■ EXERCISE BRIEF: Without the pictures, print each of the records below exactly as it appears.

[start of RAW DATA]

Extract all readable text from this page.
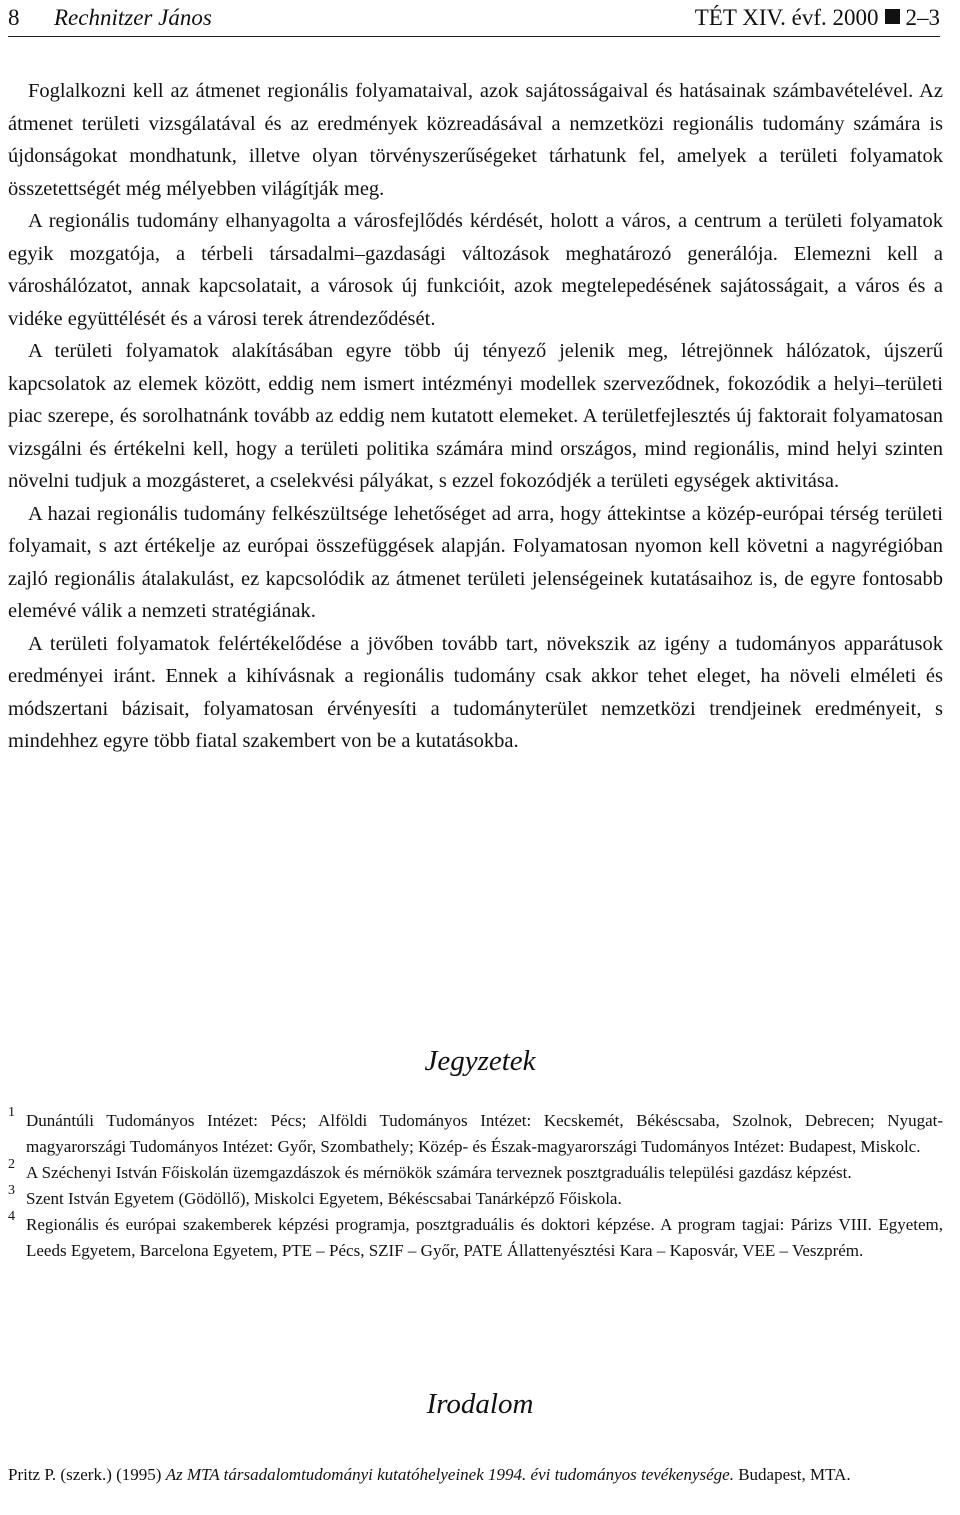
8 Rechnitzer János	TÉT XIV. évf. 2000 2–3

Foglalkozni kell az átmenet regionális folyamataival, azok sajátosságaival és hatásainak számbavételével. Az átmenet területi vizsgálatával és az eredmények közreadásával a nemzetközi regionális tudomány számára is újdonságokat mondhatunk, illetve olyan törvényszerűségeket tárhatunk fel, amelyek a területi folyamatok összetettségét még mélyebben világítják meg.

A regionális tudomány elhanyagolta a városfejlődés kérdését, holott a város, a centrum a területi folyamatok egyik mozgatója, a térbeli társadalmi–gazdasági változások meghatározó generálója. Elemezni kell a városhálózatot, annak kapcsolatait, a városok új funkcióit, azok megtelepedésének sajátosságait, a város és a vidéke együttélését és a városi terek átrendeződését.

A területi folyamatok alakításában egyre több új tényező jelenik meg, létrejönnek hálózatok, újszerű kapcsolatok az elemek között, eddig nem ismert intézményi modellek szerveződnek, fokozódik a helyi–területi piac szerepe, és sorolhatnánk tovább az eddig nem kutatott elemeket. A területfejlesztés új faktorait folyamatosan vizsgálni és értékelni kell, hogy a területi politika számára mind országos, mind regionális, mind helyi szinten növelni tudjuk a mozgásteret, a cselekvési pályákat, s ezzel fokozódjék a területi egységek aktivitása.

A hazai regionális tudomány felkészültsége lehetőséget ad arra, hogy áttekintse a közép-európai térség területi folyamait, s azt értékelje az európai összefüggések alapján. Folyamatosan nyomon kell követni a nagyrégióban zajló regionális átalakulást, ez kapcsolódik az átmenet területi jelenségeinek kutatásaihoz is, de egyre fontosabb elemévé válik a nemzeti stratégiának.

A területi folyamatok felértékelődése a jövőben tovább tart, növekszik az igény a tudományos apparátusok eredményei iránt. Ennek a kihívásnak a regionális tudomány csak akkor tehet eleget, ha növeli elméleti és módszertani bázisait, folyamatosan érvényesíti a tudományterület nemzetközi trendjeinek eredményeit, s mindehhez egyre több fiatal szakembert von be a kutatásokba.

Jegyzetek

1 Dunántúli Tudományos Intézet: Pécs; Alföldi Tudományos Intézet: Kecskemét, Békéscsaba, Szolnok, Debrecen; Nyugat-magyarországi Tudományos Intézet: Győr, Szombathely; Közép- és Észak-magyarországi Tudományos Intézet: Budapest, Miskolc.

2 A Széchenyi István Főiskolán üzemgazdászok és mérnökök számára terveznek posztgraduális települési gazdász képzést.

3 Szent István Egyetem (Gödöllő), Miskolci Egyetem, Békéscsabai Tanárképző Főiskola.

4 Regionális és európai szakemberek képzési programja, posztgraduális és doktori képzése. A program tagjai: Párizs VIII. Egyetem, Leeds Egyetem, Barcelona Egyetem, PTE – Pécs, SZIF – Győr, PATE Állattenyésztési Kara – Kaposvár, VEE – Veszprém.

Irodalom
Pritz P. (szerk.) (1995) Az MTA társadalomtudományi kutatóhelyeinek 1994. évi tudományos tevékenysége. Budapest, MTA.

[end of RAW DATA]

■ REPLY:
Extract all readable text from this page.
8 Rechnitzer János	TÉT XIV. évf. 2000 2–3

Foglalkozni kell az átmenet regionális folyamataival, azok sajátosságaival és hatásainak számbavételével. Az átmenet területi vizsgálatával és az eredmények közreadásával a nemzetközi regionális tudomány számára is újdonságokat mondhatunk, illetve olyan törvényszerűségeket tárhatunk fel, amelyek a területi folyamatok összetettségét még mélyebben világítják meg.

A regionális tudomány elhanyagolta a városfejlődés kérdését, holott a város, a centrum a területi folyamatok egyik mozgatója, a térbeli társadalmi–gazdasági változások meghatározó generálója. Elemezni kell a városhálózatot, annak kapcsolatait, a városok új funkcióit, azok megtelepedésének sajátosságait, a város és a vidéke együttélését és a városi terek átrendeződését.

A területi folyamatok alakításában egyre több új tényező jelenik meg, létrejönnek hálózatok, újszerű kapcsolatok az elemek között, eddig nem ismert intézményi modellek szerveződnek, fokozódik a helyi–területi piac szerepe, és sorolhatnánk tovább az eddig nem kutatott elemeket. A területfejlesztés új faktorait folyamatosan vizsgálni és értékelni kell, hogy a területi politika számára mind országos, mind regionális, mind helyi szinten növelni tudjuk a mozgásteret, a cselekvési pályákat, s ezzel fokozódjék a területi egységek aktivitása.

A hazai regionális tudomány felkészültsége lehetőséget ad arra, hogy áttekintse a közép-európai térség területi folyamait, s azt értékelje az európai összefüggések alapján. Folyamatosan nyomon kell követni a nagyrégióban zajló regionális átalakulást, ez kapcsolódik az átmenet területi jelenségeinek kutatásaihoz is, de egyre fontosabb elemévé válik a nemzeti stratégiának.

A területi folyamatok felértékelődése a jövőben tovább tart, növekszik az igény a tudományos apparátusok eredményei iránt. Ennek a kihívásnak a regionális tudomány csak akkor tehet eleget, ha növeli elméleti és módszertani bázisait, folyamatosan érvényesíti a tudományterület nemzetközi trendjeinek eredményeit, s mindehhez egyre több fiatal szakembert von be a kutatásokba.

Jegyzetek

1 Dunántúli Tudományos Intézet: Pécs; Alföldi Tudományos Intézet: Kecskemét, Békéscsaba, Szolnok, Debrecen; Nyugat-magyarországi Tudományos Intézet: Győr, Szombathely; Közép- és Észak-magyarországi Tudományos Intézet: Budapest, Miskolc.

2 A Széchenyi István Főiskolán üzemgazdászok és mérnökök számára terveznek posztgraduális települési gazdász képzést.

3 Szent István Egyetem (Gödöllő), Miskolci Egyetem, Békéscsabai Tanárképző Főiskola.

4 Regionális és európai szakemberek képzési programja, posztgraduális és doktori képzése. A program tagjai: Párizs VIII. Egyetem, Leeds Egyetem, Barcelona Egyetem, PTE – Pécs, SZIF – Győr, PATE Állattenyésztési Kara – Kaposvár, VEE – Veszprém.

Irodalom
Pritz P. (szerk.) (1995) Az MTA társadalomtudományi kutatóhelyeinek 1994. évi tudományos tevékenysége. Budapest, MTA.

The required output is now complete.